TASK TO COMPLETE
Write out all of the lines below, exactly and completely.
* begin *
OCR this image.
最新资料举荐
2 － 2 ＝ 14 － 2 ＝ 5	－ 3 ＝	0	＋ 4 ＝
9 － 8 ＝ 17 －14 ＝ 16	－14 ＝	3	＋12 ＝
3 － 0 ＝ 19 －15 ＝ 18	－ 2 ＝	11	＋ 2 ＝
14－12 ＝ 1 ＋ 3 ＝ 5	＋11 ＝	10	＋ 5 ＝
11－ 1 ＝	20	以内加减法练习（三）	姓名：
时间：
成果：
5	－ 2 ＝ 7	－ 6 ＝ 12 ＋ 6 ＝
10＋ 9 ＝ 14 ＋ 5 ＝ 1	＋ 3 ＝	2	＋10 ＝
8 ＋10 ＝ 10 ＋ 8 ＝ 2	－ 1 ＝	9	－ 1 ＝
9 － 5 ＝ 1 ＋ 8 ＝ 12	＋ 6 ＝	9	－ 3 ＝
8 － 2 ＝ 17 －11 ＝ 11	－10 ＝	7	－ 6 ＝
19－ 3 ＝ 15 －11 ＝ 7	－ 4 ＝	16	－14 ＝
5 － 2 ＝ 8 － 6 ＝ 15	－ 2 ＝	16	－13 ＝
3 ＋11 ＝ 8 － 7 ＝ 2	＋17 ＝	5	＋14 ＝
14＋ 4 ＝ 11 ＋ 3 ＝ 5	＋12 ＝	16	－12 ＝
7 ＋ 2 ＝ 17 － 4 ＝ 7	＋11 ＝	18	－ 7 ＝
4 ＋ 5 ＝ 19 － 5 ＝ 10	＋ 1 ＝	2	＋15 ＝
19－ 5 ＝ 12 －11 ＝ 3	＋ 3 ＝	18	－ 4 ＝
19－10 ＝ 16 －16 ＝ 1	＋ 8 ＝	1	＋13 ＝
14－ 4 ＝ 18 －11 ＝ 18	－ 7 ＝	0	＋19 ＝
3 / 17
* end *
SOLUTION FOR THIS TASK
OCR this image.
最新资料举荐
2 － 2 ＝ 14 － 2 ＝ 5	－ 3 ＝	0	＋ 4 ＝
9 － 8 ＝ 17 －14 ＝ 16	－14 ＝	3	＋12 ＝
3 － 0 ＝ 19 －15 ＝ 18	－ 2 ＝	11	＋ 2 ＝
14－12 ＝ 1 ＋ 3 ＝ 5	＋11 ＝	10	＋ 5 ＝
11－ 1 ＝	20	以内加减法练习（三）	姓名：
时间：
成果：
5	－ 2 ＝ 7	－ 6 ＝ 12 ＋ 6 ＝
10＋ 9 ＝ 14 ＋ 5 ＝ 1	＋ 3 ＝	2	＋10 ＝
8 ＋10 ＝ 10 ＋ 8 ＝ 2	－ 1 ＝	9	－ 1 ＝
9 － 5 ＝ 1 ＋ 8 ＝ 12	＋ 6 ＝	9	－ 3 ＝
8 － 2 ＝ 17 －11 ＝ 11	－10 ＝	7	－ 6 ＝
19－ 3 ＝ 15 －11 ＝ 7	－ 4 ＝	16	－14 ＝
5 － 2 ＝ 8 － 6 ＝ 15	－ 2 ＝	16	－13 ＝
3 ＋11 ＝ 8 － 7 ＝ 2	＋17 ＝	5	＋14 ＝
14＋ 4 ＝ 11 ＋ 3 ＝ 5	＋12 ＝	16	－12 ＝
7 ＋ 2 ＝ 17 － 4 ＝ 7	＋11 ＝	18	－ 7 ＝
4 ＋ 5 ＝ 19 － 5 ＝ 10	＋ 1 ＝	2	＋15 ＝
19－ 5 ＝ 12 －11 ＝ 3	＋ 3 ＝	18	－ 4 ＝
19－10 ＝ 16 －16 ＝ 1	＋ 8 ＝	1	＋13 ＝
14－ 4 ＝ 18 －11 ＝ 18	－ 7 ＝	0	＋19 ＝
3 / 17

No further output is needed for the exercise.